Exactly as written, return every line of the data below apart from the pictures.

[RECORDS PROVIDED Boundary: Start]

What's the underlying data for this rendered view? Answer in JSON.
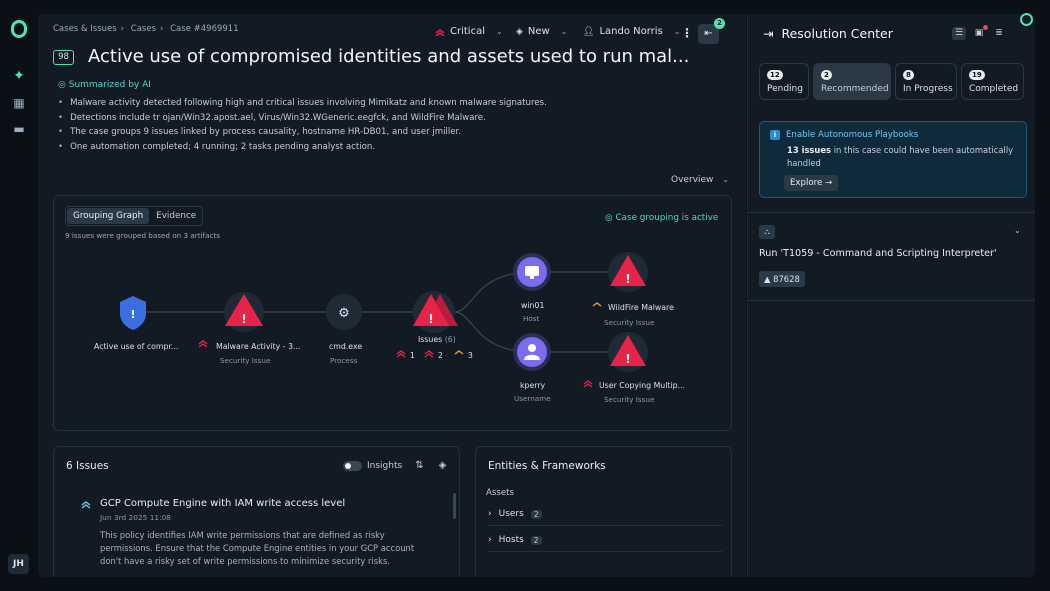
{
  "breadcrumb": [
    "Cases & Issues",
    "Cases",
    "Case #4969911"
  ],
  "header": {
    "severity": "Critical",
    "status": "New",
    "assignee": "Lando Norris",
    "notifications_count": "2"
  },
  "case": {
    "number": "98",
    "title": "Active use of compromised identities and assets used to run mal..."
  },
  "summary": {
    "label": "Summarized by AI",
    "bullets": [
      "Malware activity detected following high and critical issues involving Mimikatz and known malware signatures.",
      "Detections include tr ojan/Win32.apost.ael, Virus/Win32.WGeneric.eegfck, and WildFire Malware.",
      "The case groups 9 issues linked by process causality, hostname HR-DB01, and user jmiller.",
      "One automation completed; 4 running; 2 tasks pending analyst action."
    ]
  },
  "overview_label": "Overview",
  "graph": {
    "tabs": [
      "Grouping Graph",
      "Evidence"
    ],
    "note": "9 issues were grouped based on 3 artifacts",
    "status": "Case grouping is active",
    "nodes": {
      "case": {
        "label": "Active use of compr..."
      },
      "malware": {
        "label": "Malware Activity - 3...",
        "sub": "Security Issue"
      },
      "cmd": {
        "label": "cmd.exe",
        "sub": "Process"
      },
      "issues": {
        "label": "Issues",
        "count": "(6)",
        "c1": "1",
        "c2": "2",
        "c3": "3"
      },
      "win01": {
        "label": "win01",
        "sub": "Host"
      },
      "kperry": {
        "label": "kperry",
        "sub": "Username"
      },
      "wildfire": {
        "label": "WildFire Malware",
        "sub": "Security Issue"
      },
      "usercopy": {
        "label": "User Copying Multip...",
        "sub": "Security Issue"
      }
    }
  },
  "issues_panel": {
    "title": "6 Issues",
    "insights": "Insights",
    "item": {
      "title": "GCP Compute Engine with IAM write access level",
      "date": "Jun 3rd 2025 11:08",
      "desc": "This policy identifies IAM write permissions that are defined as risky permissions. Ensure that the Compute Engine entities in your GCP account don't have a risky set of write permissions to minimize security risks."
    }
  },
  "entities_panel": {
    "title": "Entities & Frameworks",
    "section": "Assets",
    "rows": [
      {
        "label": "Users",
        "count": "2"
      },
      {
        "label": "Hosts",
        "count": "2"
      }
    ]
  },
  "resolution": {
    "title": "Resolution Center",
    "tabs": [
      {
        "count": "12",
        "label": "Pending"
      },
      {
        "count": "2",
        "label": "Recommended"
      },
      {
        "count": "8",
        "label": "In Progress"
      },
      {
        "count": "19",
        "label": "Completed"
      }
    ],
    "auto": {
      "heading": "Enable Autonomous Playbooks",
      "count_text": "13 issues",
      "body": " in this case could have been automatically handled",
      "button": "Explore →"
    },
    "task": {
      "title": "Run 'T1059 - Command and Scripting Interpreter'",
      "id": "87628"
    }
  },
  "colors": {
    "accent": "#4fe3b0",
    "critical": "#e8234a",
    "info": "#6cc8f4",
    "teal": "#4fd6c8"
  },
  "user_initials": "JH"
}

[RECORDS PROVIDED Boundary: End]

→ **SOLUTION FOR THIS PROBLEM**
What's the underlying data for this rendered view? Answer in JSON.
{
  "breadcrumb": [
    "Cases & Issues",
    "Cases",
    "Case #4969911"
  ],
  "header": {
    "severity": "Critical",
    "status": "New",
    "assignee": "Lando Norris",
    "notifications_count": "2"
  },
  "case": {
    "number": "98",
    "title": "Active use of compromised identities and assets used to run mal..."
  },
  "summary": {
    "label": "Summarized by AI",
    "bullets": [
      "Malware activity detected following high and critical issues involving Mimikatz and known malware signatures.",
      "Detections include tr ojan/Win32.apost.ael, Virus/Win32.WGeneric.eegfck, and WildFire Malware.",
      "The case groups 9 issues linked by process causality, hostname HR-DB01, and user jmiller.",
      "One automation completed; 4 running; 2 tasks pending analyst action."
    ]
  },
  "overview_label": "Overview",
  "graph": {
    "tabs": [
      "Grouping Graph",
      "Evidence"
    ],
    "note": "9 issues were grouped based on 3 artifacts",
    "status": "Case grouping is active",
    "nodes": {
      "case": {
        "label": "Active use of compr..."
      },
      "malware": {
        "label": "Malware Activity - 3...",
        "sub": "Security Issue"
      },
      "cmd": {
        "label": "cmd.exe",
        "sub": "Process"
      },
      "issues": {
        "label": "Issues",
        "count": "(6)",
        "c1": "1",
        "c2": "2",
        "c3": "3"
      },
      "win01": {
        "label": "win01",
        "sub": "Host"
      },
      "kperry": {
        "label": "kperry",
        "sub": "Username"
      },
      "wildfire": {
        "label": "WildFire Malware",
        "sub": "Security Issue"
      },
      "usercopy": {
        "label": "User Copying Multip...",
        "sub": "Security Issue"
      }
    }
  },
  "issues_panel": {
    "title": "6 Issues",
    "insights": "Insights",
    "item": {
      "title": "GCP Compute Engine with IAM write access level",
      "date": "Jun 3rd 2025 11:08",
      "desc": "This policy identifies IAM write permissions that are defined as risky permissions. Ensure that the Compute Engine entities in your GCP account don't have a risky set of write permissions to minimize security risks."
    }
  },
  "entities_panel": {
    "title": "Entities & Frameworks",
    "section": "Assets",
    "rows": [
      {
        "label": "Users",
        "count": "2"
      },
      {
        "label": "Hosts",
        "count": "2"
      }
    ]
  },
  "resolution": {
    "title": "Resolution Center",
    "tabs": [
      {
        "count": "12",
        "label": "Pending"
      },
      {
        "count": "2",
        "label": "Recommended"
      },
      {
        "count": "8",
        "label": "In Progress"
      },
      {
        "count": "19",
        "label": "Completed"
      }
    ],
    "auto": {
      "heading": "Enable Autonomous Playbooks",
      "count_text": "13 issues",
      "body": " in this case could have been automatically handled",
      "button": "Explore →"
    },
    "task": {
      "title": "Run 'T1059 - Command and Scripting Interpreter'",
      "id": "87628"
    }
  },
  "colors": {
    "accent": "#4fe3b0",
    "critical": "#e8234a",
    "info": "#6cc8f4",
    "teal": "#4fd6c8"
  },
  "user_initials": "JH"
}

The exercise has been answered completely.